>> BEGIN Records shown

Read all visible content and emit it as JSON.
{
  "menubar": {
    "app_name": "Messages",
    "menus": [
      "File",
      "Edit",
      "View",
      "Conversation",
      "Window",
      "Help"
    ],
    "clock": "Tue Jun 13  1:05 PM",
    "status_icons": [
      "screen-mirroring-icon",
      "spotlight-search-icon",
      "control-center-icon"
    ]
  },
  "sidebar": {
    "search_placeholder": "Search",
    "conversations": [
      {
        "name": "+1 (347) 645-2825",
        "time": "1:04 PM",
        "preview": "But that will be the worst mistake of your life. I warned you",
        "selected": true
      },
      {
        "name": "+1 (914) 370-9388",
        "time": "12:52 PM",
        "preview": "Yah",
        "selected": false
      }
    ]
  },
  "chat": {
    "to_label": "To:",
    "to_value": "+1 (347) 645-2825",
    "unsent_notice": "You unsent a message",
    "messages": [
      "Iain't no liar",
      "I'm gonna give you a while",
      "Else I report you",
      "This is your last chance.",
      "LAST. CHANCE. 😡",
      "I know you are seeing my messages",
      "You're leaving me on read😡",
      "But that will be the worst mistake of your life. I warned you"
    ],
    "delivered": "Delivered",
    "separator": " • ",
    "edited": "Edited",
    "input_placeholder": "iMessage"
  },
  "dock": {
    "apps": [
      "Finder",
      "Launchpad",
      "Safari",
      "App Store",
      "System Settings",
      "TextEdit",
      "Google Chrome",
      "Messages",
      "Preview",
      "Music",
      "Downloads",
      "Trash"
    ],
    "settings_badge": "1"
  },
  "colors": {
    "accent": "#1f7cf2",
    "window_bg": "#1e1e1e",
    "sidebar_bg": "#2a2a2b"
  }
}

>> END Records shown

**Task to carry out**
Repeat the entries exactly, all of them.

**Solution to this exercise**
Read all visible content and emit it as JSON.
{
  "menubar": {
    "app_name": "Messages",
    "menus": [
      "File",
      "Edit",
      "View",
      "Conversation",
      "Window",
      "Help"
    ],
    "clock": "Tue Jun 13  1:05 PM",
    "status_icons": [
      "screen-mirroring-icon",
      "spotlight-search-icon",
      "control-center-icon"
    ]
  },
  "sidebar": {
    "search_placeholder": "Search",
    "conversations": [
      {
        "name": "+1 (347) 645-2825",
        "time": "1:04 PM",
        "preview": "But that will be the worst mistake of your life. I warned you",
        "selected": true
      },
      {
        "name": "+1 (914) 370-9388",
        "time": "12:52 PM",
        "preview": "Yah",
        "selected": false
      }
    ]
  },
  "chat": {
    "to_label": "To:",
    "to_value": "+1 (347) 645-2825",
    "unsent_notice": "You unsent a message",
    "messages": [
      "Iain't no liar",
      "I'm gonna give you a while",
      "Else I report you",
      "This is your last chance.",
      "LAST. CHANCE. 😡",
      "I know you are seeing my messages",
      "You're leaving me on read😡",
      "But that will be the worst mistake of your life. I warned you"
    ],
    "delivered": "Delivered",
    "separator": " • ",
    "edited": "Edited",
    "input_placeholder": "iMessage"
  },
  "dock": {
    "apps": [
      "Finder",
      "Launchpad",
      "Safari",
      "App Store",
      "System Settings",
      "TextEdit",
      "Google Chrome",
      "Messages",
      "Preview",
      "Music",
      "Downloads",
      "Trash"
    ],
    "settings_badge": "1"
  },
  "colors": {
    "accent": "#1f7cf2",
    "window_bg": "#1e1e1e",
    "sidebar_bg": "#2a2a2b"
  }
}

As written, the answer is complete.